Restate all of the entries exactly, dropping any pictures they hold.

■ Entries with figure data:
■ ■ ■ ■ ■ ■ ■

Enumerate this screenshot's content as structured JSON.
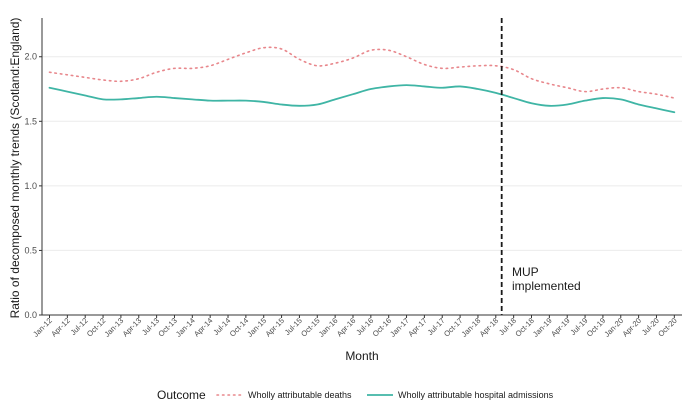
{
  "chart_data": {
    "type": "line",
    "xlabel": "Month",
    "ylabel": "Ratio of decomposed monthly trends (Scotland:England)",
    "ylim": [
      0,
      2.3
    ],
    "yticks": [
      "0.0",
      "0.5",
      "1.0",
      "1.5",
      "2.0"
    ],
    "grid": true,
    "categories": [
      "Jan-12",
      "Apr-12",
      "Jul-12",
      "Oct-12",
      "Jan-13",
      "Apr-13",
      "Jul-13",
      "Oct-13",
      "Jan-14",
      "Apr-14",
      "Jul-14",
      "Oct-14",
      "Jan-15",
      "Apr-15",
      "Jul-15",
      "Oct-15",
      "Jan-16",
      "Apr-16",
      "Jul-16",
      "Oct-16",
      "Jan-17",
      "Apr-17",
      "Jul-17",
      "Oct-17",
      "Jan-18",
      "Apr-18",
      "Jul-18",
      "Oct-18",
      "Jan-19",
      "Apr-19",
      "Jul-19",
      "Oct-19",
      "Jan-20",
      "Apr-20",
      "Jul-20",
      "Oct-20"
    ],
    "series": [
      {
        "name": "Wholly attributable deaths",
        "color": "#e8878c",
        "style": "dotted",
        "values": [
          1.88,
          1.86,
          1.84,
          1.82,
          1.81,
          1.83,
          1.88,
          1.91,
          1.91,
          1.93,
          1.98,
          2.03,
          2.07,
          2.06,
          1.98,
          1.93,
          1.95,
          1.99,
          2.05,
          2.05,
          2.0,
          1.94,
          1.91,
          1.92,
          1.93,
          1.93,
          1.9,
          1.83,
          1.79,
          1.76,
          1.73,
          1.75,
          1.76,
          1.73,
          1.71,
          1.68
        ]
      },
      {
        "name": "Wholly attributable hospital admissions",
        "color": "#3fb5a5",
        "style": "solid",
        "values": [
          1.76,
          1.73,
          1.7,
          1.67,
          1.67,
          1.68,
          1.69,
          1.68,
          1.67,
          1.66,
          1.66,
          1.66,
          1.65,
          1.63,
          1.62,
          1.63,
          1.67,
          1.71,
          1.75,
          1.77,
          1.78,
          1.77,
          1.76,
          1.77,
          1.75,
          1.72,
          1.68,
          1.64,
          1.62,
          1.63,
          1.66,
          1.68,
          1.67,
          1.63,
          1.6,
          1.57
        ]
      }
    ],
    "vline": {
      "x_position_between": [
        "Apr-18",
        "Jul-18"
      ],
      "fraction_after_first": 0.33,
      "style": "dashed",
      "color": "#1a1a1a"
    },
    "annotation": {
      "line1": "MUP",
      "line2": "implemented"
    },
    "legend": {
      "title": "Outcome",
      "placement": "bottom"
    }
  }
}
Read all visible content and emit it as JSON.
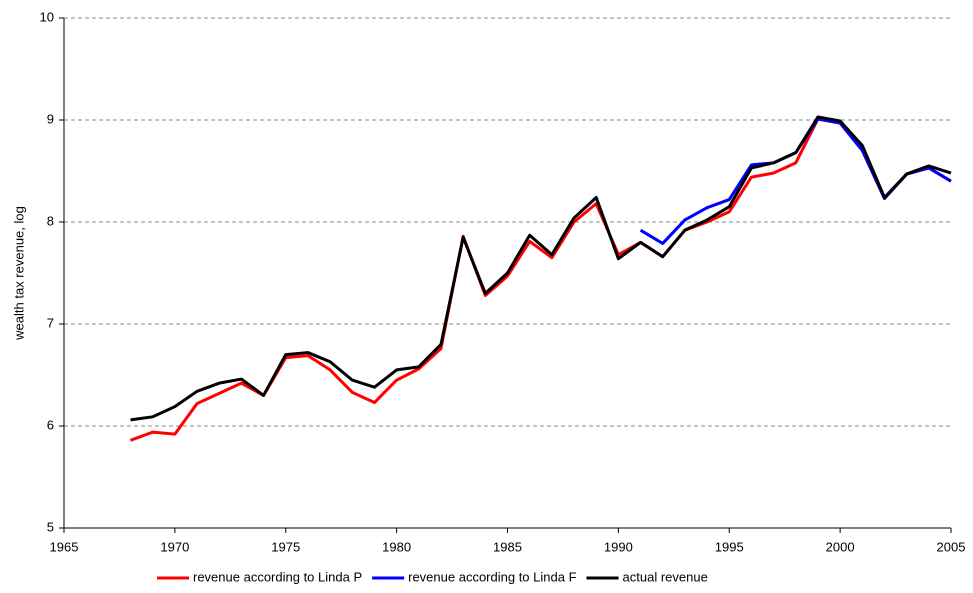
{
  "chart_data": {
    "type": "line",
    "ylabel": "wealth tax revenue, log",
    "x": [
      1968,
      1969,
      1970,
      1971,
      1972,
      1973,
      1974,
      1975,
      1976,
      1977,
      1978,
      1979,
      1980,
      1981,
      1982,
      1983,
      1984,
      1985,
      1986,
      1987,
      1988,
      1989,
      1990,
      1991,
      1992,
      1993,
      1994,
      1995,
      1996,
      1997,
      1998,
      1999,
      2000,
      2001,
      2002,
      2003,
      2004,
      2005
    ],
    "series": [
      {
        "name": "revenue according to Linda P",
        "color": "#ff0000",
        "values": [
          5.86,
          5.94,
          5.92,
          6.22,
          6.32,
          6.42,
          6.3,
          6.67,
          6.69,
          6.55,
          6.33,
          6.23,
          6.45,
          6.56,
          6.76,
          7.86,
          7.28,
          7.47,
          7.81,
          7.65,
          8.0,
          8.18,
          7.68,
          7.8,
          7.66,
          7.92,
          8.0,
          8.1,
          8.44,
          8.48,
          8.58,
          9.01,
          8.97,
          8.72,
          8.23,
          8.47,
          8.53,
          8.4
        ]
      },
      {
        "name": "revenue according to Linda F",
        "color": "#0000ff",
        "values": [
          null,
          null,
          null,
          null,
          null,
          null,
          null,
          null,
          null,
          null,
          null,
          null,
          null,
          null,
          null,
          null,
          null,
          null,
          null,
          null,
          null,
          null,
          null,
          7.92,
          7.79,
          8.02,
          8.14,
          8.22,
          8.56,
          8.58,
          8.68,
          9.01,
          8.97,
          8.7,
          8.23,
          8.47,
          8.53,
          8.4
        ]
      },
      {
        "name": "actual revenue",
        "color": "#000000",
        "values": [
          6.06,
          6.09,
          6.19,
          6.34,
          6.42,
          6.46,
          6.3,
          6.7,
          6.72,
          6.63,
          6.45,
          6.38,
          6.55,
          6.58,
          6.8,
          7.85,
          7.3,
          7.5,
          7.87,
          7.68,
          8.04,
          8.24,
          7.64,
          7.8,
          7.66,
          7.92,
          8.02,
          8.15,
          8.53,
          8.58,
          8.68,
          9.03,
          8.99,
          8.75,
          8.24,
          8.47,
          8.55,
          8.48
        ]
      }
    ],
    "xlim": [
      1965,
      2005
    ],
    "xticks": [
      1965,
      1970,
      1975,
      1980,
      1985,
      1990,
      1995,
      2000,
      2005
    ],
    "ylim": [
      5,
      10
    ],
    "yticks": [
      5,
      6,
      7,
      8,
      9,
      10
    ],
    "grid": true,
    "legend": "bottom"
  }
}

■ ■ ■ ■ ■ ■ ■

■ Answer:
Enumerate this screenshot's content as structured JSON.
{
  "chart_data": {
    "type": "line",
    "xlabel": "Month",
    "ylabel": "Ratio of decomposed monthly trends (Scotland:England)",
    "ylim": [
      0,
      2.3
    ],
    "yticks": [
      "0.0",
      "0.5",
      "1.0",
      "1.5",
      "2.0"
    ],
    "grid": true,
    "categories": [
      "Jan-12",
      "Apr-12",
      "Jul-12",
      "Oct-12",
      "Jan-13",
      "Apr-13",
      "Jul-13",
      "Oct-13",
      "Jan-14",
      "Apr-14",
      "Jul-14",
      "Oct-14",
      "Jan-15",
      "Apr-15",
      "Jul-15",
      "Oct-15",
      "Jan-16",
      "Apr-16",
      "Jul-16",
      "Oct-16",
      "Jan-17",
      "Apr-17",
      "Jul-17",
      "Oct-17",
      "Jan-18",
      "Apr-18",
      "Jul-18",
      "Oct-18",
      "Jan-19",
      "Apr-19",
      "Jul-19",
      "Oct-19",
      "Jan-20",
      "Apr-20",
      "Jul-20",
      "Oct-20"
    ],
    "series": [
      {
        "name": "Wholly attributable deaths",
        "color": "#e8878c",
        "style": "dotted",
        "values": [
          1.88,
          1.86,
          1.84,
          1.82,
          1.81,
          1.83,
          1.88,
          1.91,
          1.91,
          1.93,
          1.98,
          2.03,
          2.07,
          2.06,
          1.98,
          1.93,
          1.95,
          1.99,
          2.05,
          2.05,
          2.0,
          1.94,
          1.91,
          1.92,
          1.93,
          1.93,
          1.9,
          1.83,
          1.79,
          1.76,
          1.73,
          1.75,
          1.76,
          1.73,
          1.71,
          1.68
        ]
      },
      {
        "name": "Wholly attributable hospital admissions",
        "color": "#3fb5a5",
        "style": "solid",
        "values": [
          1.76,
          1.73,
          1.7,
          1.67,
          1.67,
          1.68,
          1.69,
          1.68,
          1.67,
          1.66,
          1.66,
          1.66,
          1.65,
          1.63,
          1.62,
          1.63,
          1.67,
          1.71,
          1.75,
          1.77,
          1.78,
          1.77,
          1.76,
          1.77,
          1.75,
          1.72,
          1.68,
          1.64,
          1.62,
          1.63,
          1.66,
          1.68,
          1.67,
          1.63,
          1.6,
          1.57
        ]
      }
    ],
    "vline": {
      "x_position_between": [
        "Apr-18",
        "Jul-18"
      ],
      "fraction_after_first": 0.33,
      "style": "dashed",
      "color": "#1a1a1a"
    },
    "annotation": {
      "line1": "MUP",
      "line2": "implemented"
    },
    "legend": {
      "title": "Outcome",
      "placement": "bottom"
    }
  }
}
Read all visible content and emit it as JSON.
{
  "chart_data": {
    "type": "line",
    "ylabel": "wealth tax revenue, log",
    "x": [
      1968,
      1969,
      1970,
      1971,
      1972,
      1973,
      1974,
      1975,
      1976,
      1977,
      1978,
      1979,
      1980,
      1981,
      1982,
      1983,
      1984,
      1985,
      1986,
      1987,
      1988,
      1989,
      1990,
      1991,
      1992,
      1993,
      1994,
      1995,
      1996,
      1997,
      1998,
      1999,
      2000,
      2001,
      2002,
      2003,
      2004,
      2005
    ],
    "series": [
      {
        "name": "revenue according to Linda P",
        "color": "#ff0000",
        "values": [
          5.86,
          5.94,
          5.92,
          6.22,
          6.32,
          6.42,
          6.3,
          6.67,
          6.69,
          6.55,
          6.33,
          6.23,
          6.45,
          6.56,
          6.76,
          7.86,
          7.28,
          7.47,
          7.81,
          7.65,
          8.0,
          8.18,
          7.68,
          7.8,
          7.66,
          7.92,
          8.0,
          8.1,
          8.44,
          8.48,
          8.58,
          9.01,
          8.97,
          8.72,
          8.23,
          8.47,
          8.53,
          8.4
        ]
      },
      {
        "name": "revenue according to Linda F",
        "color": "#0000ff",
        "values": [
          null,
          null,
          null,
          null,
          null,
          null,
          null,
          null,
          null,
          null,
          null,
          null,
          null,
          null,
          null,
          null,
          null,
          null,
          null,
          null,
          null,
          null,
          null,
          7.92,
          7.79,
          8.02,
          8.14,
          8.22,
          8.56,
          8.58,
          8.68,
          9.01,
          8.97,
          8.7,
          8.23,
          8.47,
          8.53,
          8.4
        ]
      },
      {
        "name": "actual revenue",
        "color": "#000000",
        "values": [
          6.06,
          6.09,
          6.19,
          6.34,
          6.42,
          6.46,
          6.3,
          6.7,
          6.72,
          6.63,
          6.45,
          6.38,
          6.55,
          6.58,
          6.8,
          7.85,
          7.3,
          7.5,
          7.87,
          7.68,
          8.04,
          8.24,
          7.64,
          7.8,
          7.66,
          7.92,
          8.02,
          8.15,
          8.53,
          8.58,
          8.68,
          9.03,
          8.99,
          8.75,
          8.24,
          8.47,
          8.55,
          8.48
        ]
      }
    ],
    "xlim": [
      1965,
      2005
    ],
    "xticks": [
      1965,
      1970,
      1975,
      1980,
      1985,
      1990,
      1995,
      2000,
      2005
    ],
    "ylim": [
      5,
      10
    ],
    "yticks": [
      5,
      6,
      7,
      8,
      9,
      10
    ],
    "grid": true,
    "legend": "bottom"
  }
}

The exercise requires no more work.